| Given instruction |
Rewrite the records from their start through the line containing "Erythembildung bbox=[408, 236, 413, 240]", putting "y-tick-text" wherever "y-tick-label" appears and keeping everything else the same.

+++++

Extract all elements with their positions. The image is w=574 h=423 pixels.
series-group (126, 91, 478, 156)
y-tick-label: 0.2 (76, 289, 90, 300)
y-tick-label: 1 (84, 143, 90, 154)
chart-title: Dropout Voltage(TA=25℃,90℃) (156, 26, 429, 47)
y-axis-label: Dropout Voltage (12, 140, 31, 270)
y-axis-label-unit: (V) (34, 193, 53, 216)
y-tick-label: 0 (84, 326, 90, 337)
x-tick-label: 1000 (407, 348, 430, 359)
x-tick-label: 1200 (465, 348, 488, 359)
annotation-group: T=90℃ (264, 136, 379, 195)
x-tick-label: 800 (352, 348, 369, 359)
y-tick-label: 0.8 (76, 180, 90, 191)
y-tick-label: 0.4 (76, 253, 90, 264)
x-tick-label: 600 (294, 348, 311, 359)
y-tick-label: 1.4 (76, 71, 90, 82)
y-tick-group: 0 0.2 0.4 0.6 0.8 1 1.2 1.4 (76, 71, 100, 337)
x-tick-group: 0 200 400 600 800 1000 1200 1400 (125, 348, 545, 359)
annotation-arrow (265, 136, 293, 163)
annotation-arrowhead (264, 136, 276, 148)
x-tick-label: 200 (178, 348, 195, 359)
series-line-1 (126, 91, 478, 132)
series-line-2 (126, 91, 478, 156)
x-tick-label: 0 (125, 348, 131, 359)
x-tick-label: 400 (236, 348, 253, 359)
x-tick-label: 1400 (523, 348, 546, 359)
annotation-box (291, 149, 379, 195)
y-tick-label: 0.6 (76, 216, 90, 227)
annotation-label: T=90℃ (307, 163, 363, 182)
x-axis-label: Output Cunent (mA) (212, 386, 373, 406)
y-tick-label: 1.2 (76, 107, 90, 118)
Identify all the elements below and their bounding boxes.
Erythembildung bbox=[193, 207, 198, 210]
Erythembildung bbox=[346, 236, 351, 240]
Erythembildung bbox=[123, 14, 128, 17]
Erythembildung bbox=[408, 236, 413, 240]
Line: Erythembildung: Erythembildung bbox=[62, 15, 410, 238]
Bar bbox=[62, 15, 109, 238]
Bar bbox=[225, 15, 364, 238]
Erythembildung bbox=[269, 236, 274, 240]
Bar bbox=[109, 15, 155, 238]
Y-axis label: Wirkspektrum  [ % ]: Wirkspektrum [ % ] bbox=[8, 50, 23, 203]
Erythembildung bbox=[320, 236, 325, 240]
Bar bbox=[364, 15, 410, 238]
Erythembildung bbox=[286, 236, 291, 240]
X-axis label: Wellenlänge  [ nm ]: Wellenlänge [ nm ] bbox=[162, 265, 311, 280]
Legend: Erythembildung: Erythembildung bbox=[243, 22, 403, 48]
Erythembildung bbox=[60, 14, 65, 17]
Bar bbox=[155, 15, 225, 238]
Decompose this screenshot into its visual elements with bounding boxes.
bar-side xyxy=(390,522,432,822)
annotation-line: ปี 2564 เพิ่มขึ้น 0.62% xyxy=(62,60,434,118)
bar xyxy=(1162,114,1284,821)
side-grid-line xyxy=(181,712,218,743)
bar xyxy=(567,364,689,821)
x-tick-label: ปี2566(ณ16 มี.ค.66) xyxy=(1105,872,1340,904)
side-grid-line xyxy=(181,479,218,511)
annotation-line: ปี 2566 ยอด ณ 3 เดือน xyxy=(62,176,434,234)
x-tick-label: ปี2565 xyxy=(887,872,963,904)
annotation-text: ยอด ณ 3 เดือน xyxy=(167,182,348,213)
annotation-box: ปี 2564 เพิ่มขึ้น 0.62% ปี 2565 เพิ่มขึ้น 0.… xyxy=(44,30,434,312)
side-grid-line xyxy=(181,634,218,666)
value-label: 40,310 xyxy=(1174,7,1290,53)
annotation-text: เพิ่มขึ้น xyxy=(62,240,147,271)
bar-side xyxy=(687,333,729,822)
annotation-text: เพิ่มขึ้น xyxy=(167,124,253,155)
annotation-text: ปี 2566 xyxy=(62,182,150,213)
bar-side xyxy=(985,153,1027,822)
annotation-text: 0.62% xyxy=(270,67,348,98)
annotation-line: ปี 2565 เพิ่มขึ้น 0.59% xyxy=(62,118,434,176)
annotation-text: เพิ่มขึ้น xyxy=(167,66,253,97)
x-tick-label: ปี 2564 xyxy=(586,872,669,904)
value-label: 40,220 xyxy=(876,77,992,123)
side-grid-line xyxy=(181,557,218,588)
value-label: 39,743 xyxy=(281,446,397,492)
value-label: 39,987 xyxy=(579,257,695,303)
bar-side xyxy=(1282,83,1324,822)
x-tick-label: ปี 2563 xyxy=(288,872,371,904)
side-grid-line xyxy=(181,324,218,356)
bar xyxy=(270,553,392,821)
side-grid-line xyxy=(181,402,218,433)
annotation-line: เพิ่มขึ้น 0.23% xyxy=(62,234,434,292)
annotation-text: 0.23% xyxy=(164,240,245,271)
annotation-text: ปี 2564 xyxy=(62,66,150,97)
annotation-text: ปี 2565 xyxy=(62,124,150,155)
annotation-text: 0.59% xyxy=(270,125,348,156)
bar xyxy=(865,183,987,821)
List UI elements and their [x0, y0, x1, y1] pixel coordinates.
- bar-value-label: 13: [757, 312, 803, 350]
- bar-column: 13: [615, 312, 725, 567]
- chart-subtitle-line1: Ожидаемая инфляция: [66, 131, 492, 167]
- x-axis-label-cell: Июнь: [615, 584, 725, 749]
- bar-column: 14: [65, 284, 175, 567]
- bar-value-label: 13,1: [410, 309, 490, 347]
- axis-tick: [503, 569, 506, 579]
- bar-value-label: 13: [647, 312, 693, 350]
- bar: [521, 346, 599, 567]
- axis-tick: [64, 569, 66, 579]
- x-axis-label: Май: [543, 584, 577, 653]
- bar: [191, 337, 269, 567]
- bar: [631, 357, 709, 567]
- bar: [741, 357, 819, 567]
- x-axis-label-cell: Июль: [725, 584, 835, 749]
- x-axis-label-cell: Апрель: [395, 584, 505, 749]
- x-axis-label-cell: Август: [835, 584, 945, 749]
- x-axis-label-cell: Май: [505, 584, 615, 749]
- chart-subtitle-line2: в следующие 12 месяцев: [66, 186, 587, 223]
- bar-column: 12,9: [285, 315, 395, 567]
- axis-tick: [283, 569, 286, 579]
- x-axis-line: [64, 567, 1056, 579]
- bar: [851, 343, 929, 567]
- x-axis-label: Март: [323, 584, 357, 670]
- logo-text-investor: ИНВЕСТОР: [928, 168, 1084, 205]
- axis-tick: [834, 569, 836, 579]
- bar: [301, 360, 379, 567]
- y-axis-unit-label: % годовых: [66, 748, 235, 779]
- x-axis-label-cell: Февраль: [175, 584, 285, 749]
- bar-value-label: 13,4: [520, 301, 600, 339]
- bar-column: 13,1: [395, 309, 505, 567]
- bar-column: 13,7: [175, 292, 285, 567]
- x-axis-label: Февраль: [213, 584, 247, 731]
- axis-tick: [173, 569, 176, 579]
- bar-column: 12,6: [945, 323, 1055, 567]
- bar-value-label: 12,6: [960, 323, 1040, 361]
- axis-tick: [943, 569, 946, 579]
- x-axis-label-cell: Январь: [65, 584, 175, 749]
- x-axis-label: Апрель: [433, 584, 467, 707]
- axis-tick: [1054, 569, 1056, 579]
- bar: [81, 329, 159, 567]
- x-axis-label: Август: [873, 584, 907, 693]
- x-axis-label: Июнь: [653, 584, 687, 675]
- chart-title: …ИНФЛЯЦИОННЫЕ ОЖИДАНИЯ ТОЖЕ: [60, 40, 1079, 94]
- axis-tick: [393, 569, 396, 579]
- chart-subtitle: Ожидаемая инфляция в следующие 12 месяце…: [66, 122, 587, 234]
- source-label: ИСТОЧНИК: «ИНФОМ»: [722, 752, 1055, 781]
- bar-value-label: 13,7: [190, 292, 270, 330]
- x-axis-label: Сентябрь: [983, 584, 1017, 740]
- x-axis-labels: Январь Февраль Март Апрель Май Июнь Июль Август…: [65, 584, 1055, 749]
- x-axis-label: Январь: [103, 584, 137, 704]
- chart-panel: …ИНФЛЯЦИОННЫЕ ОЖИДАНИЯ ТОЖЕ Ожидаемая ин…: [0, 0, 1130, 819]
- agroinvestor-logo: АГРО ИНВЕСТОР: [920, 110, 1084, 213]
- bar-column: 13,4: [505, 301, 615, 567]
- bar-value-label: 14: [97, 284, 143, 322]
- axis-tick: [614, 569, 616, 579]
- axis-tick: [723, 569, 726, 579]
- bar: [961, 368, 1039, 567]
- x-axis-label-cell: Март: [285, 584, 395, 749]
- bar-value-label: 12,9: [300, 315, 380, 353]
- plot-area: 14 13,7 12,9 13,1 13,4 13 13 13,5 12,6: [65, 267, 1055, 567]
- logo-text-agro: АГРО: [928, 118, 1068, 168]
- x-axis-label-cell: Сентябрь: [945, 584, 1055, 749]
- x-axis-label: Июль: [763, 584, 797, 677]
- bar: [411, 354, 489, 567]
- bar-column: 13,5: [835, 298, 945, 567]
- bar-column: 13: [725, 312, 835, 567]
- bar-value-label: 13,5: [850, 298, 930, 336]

+++++

| Correct response |
Extract all elements with their positions. The image is w=574 h=423 pixels.
series-group (126, 91, 478, 156)
y-tick-text: 0.2 (76, 289, 90, 300)
y-tick-text: 1 (84, 143, 90, 154)
chart-title: Dropout Voltage(TA=25℃,90℃) (156, 26, 429, 47)
y-axis-label: Dropout Voltage (12, 140, 31, 270)
y-axis-label-unit: (V) (34, 193, 53, 216)
y-tick-text: 0 (84, 326, 90, 337)
x-tick-label: 1000 (407, 348, 430, 359)
x-tick-label: 1200 (465, 348, 488, 359)
annotation-group: T=90℃ (264, 136, 379, 195)
x-tick-label: 800 (352, 348, 369, 359)
y-tick-text: 0.8 (76, 180, 90, 191)
y-tick-text: 0.4 (76, 253, 90, 264)
x-tick-label: 600 (294, 348, 311, 359)
y-tick-text: 1.4 (76, 71, 90, 82)
y-tick-group: 0 0.2 0.4 0.6 0.8 1 1.2 1.4 (76, 71, 100, 337)
x-tick-group: 0 200 400 600 800 1000 1200 1400 (125, 348, 545, 359)
annotation-arrow (265, 136, 293, 163)
annotation-arrowhead (264, 136, 276, 148)
x-tick-label: 200 (178, 348, 195, 359)
series-line-1 (126, 91, 478, 132)
series-line-2 (126, 91, 478, 156)
x-tick-label: 0 (125, 348, 131, 359)
x-tick-label: 400 (236, 348, 253, 359)
x-tick-label: 1400 (523, 348, 546, 359)
annotation-box (291, 149, 379, 195)
y-tick-text: 0.6 (76, 216, 90, 227)
annotation-label: T=90℃ (307, 163, 363, 182)
x-axis-label: Output Cunent (mA) (212, 386, 373, 406)
y-tick-text: 1.2 (76, 107, 90, 118)
Identify all the elements below and their bounding boxes.
Erythembildung bbox=[193, 207, 198, 210]
Erythembildung bbox=[346, 236, 351, 240]
Erythembildung bbox=[123, 14, 128, 17]
Erythembildung bbox=[408, 236, 413, 240]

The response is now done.